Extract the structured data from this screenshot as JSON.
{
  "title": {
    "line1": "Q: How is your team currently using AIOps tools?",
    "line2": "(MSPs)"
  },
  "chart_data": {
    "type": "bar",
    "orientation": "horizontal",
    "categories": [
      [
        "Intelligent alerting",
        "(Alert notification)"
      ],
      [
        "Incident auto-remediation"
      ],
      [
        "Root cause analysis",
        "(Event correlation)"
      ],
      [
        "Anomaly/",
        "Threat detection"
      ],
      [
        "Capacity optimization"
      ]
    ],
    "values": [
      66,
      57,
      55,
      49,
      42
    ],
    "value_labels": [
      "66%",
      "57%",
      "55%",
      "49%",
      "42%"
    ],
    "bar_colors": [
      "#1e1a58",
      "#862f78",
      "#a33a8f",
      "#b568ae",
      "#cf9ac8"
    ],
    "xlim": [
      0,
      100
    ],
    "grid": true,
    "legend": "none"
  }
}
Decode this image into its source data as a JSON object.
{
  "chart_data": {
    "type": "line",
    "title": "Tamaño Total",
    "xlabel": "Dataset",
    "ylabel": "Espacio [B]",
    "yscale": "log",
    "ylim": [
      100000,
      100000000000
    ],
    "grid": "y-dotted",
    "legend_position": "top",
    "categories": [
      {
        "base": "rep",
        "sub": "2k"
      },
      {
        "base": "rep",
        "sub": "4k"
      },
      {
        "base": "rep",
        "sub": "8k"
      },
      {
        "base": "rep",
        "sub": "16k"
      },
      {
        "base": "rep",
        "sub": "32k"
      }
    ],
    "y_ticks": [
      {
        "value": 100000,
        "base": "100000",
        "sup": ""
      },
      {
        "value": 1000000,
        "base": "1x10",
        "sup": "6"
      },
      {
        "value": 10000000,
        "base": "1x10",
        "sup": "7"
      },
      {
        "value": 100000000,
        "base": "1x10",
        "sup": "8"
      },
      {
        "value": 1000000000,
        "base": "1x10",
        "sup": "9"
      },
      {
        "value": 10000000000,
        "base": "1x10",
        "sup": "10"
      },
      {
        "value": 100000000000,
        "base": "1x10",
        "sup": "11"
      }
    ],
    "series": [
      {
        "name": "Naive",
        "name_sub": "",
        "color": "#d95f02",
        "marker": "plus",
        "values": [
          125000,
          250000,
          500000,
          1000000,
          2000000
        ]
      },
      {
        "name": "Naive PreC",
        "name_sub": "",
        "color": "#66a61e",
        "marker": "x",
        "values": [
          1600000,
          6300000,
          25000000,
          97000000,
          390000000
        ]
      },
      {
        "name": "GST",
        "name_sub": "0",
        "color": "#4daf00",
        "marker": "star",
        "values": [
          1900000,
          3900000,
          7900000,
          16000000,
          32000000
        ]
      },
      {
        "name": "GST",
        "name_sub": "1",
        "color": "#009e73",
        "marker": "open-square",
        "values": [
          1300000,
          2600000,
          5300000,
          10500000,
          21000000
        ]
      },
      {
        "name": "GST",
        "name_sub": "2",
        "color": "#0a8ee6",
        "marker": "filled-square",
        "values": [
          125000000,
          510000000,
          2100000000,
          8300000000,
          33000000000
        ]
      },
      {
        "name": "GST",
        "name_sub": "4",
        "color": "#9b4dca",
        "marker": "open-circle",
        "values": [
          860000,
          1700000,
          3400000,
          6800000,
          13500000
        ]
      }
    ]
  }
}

# # #

*Exercise instructions:*
Scan the material for lines with the word "JSON", and copy each line you find.

*Response below:*
Extract the structured data from this screenshot as JSON.
Decode this image into its source data as a JSON object.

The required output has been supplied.